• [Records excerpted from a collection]
--------
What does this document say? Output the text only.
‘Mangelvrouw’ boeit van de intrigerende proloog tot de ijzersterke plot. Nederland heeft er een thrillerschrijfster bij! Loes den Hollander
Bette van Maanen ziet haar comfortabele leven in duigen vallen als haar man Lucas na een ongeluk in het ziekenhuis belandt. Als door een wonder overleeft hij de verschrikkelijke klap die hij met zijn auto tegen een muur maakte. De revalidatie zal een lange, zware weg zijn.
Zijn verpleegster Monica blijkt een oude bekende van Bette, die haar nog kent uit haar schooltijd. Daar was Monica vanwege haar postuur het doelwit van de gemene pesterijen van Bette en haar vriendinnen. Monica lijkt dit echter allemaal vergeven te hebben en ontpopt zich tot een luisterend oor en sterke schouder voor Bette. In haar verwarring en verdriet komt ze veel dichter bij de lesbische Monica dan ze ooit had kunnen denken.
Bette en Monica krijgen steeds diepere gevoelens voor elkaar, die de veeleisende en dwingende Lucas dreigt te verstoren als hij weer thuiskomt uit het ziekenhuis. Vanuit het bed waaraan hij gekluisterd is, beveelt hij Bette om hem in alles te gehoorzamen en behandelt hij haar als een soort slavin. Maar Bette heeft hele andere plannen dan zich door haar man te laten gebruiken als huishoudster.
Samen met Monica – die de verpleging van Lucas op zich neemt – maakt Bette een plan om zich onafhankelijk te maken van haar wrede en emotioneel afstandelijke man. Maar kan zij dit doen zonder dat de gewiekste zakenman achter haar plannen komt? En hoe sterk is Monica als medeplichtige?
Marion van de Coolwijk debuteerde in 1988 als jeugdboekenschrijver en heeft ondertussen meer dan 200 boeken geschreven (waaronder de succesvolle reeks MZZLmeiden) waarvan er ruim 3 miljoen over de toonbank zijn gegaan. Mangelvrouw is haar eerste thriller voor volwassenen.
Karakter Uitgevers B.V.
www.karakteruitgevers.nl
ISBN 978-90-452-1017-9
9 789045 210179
--------
• [Task goal] Restate each record word for word.

• [Result of this task]
What does this document say? Output the text only.
‘Mangelvrouw’ boeit van de intrigerende proloog tot de ijzersterke plot. Nederland heeft er een thrillerschrijfster bij! Loes den Hollander
Bette van Maanen ziet haar comfortabele leven in duigen vallen als haar man Lucas na een ongeluk in het ziekenhuis belandt. Als door een wonder overleeft hij de verschrikkelijke klap die hij met zijn auto tegen een muur maakte. De revalidatie zal een lange, zware weg zijn.
Zijn verpleegster Monica blijkt een oude bekende van Bette, die haar nog kent uit haar schooltijd. Daar was Monica vanwege haar postuur het doelwit van de gemene pesterijen van Bette en haar vriendinnen. Monica lijkt dit echter allemaal vergeven te hebben en ontpopt zich tot een luisterend oor en sterke schouder voor Bette. In haar verwarring en verdriet komt ze veel dichter bij de lesbische Monica dan ze ooit had kunnen denken.
Bette en Monica krijgen steeds diepere gevoelens voor elkaar, die de veeleisende en dwingende Lucas dreigt te verstoren als hij weer thuiskomt uit het ziekenhuis. Vanuit het bed waaraan hij gekluisterd is, beveelt hij Bette om hem in alles te gehoorzamen en behandelt hij haar als een soort slavin. Maar Bette heeft hele andere plannen dan zich door haar man te laten gebruiken als huishoudster.
Samen met Monica – die de verpleging van Lucas op zich neemt – maakt Bette een plan om zich onafhankelijk te maken van haar wrede en emotioneel afstandelijke man. Maar kan zij dit doen zonder dat de gewiekste zakenman achter haar plannen komt? En hoe sterk is Monica als medeplichtige?
Marion van de Coolwijk debuteerde in 1988 als jeugdboekenschrijver en heeft ondertussen meer dan 200 boeken geschreven (waaronder de succesvolle reeks MZZLmeiden) waarvan er ruim 3 miljoen over de toonbank zijn gegaan. Mangelvrouw is haar eerste thriller voor volwassenen.
Karakter Uitgevers B.V.
www.karakteruitgevers.nl
ISBN 978-90-452-1017-9
9 789045 210179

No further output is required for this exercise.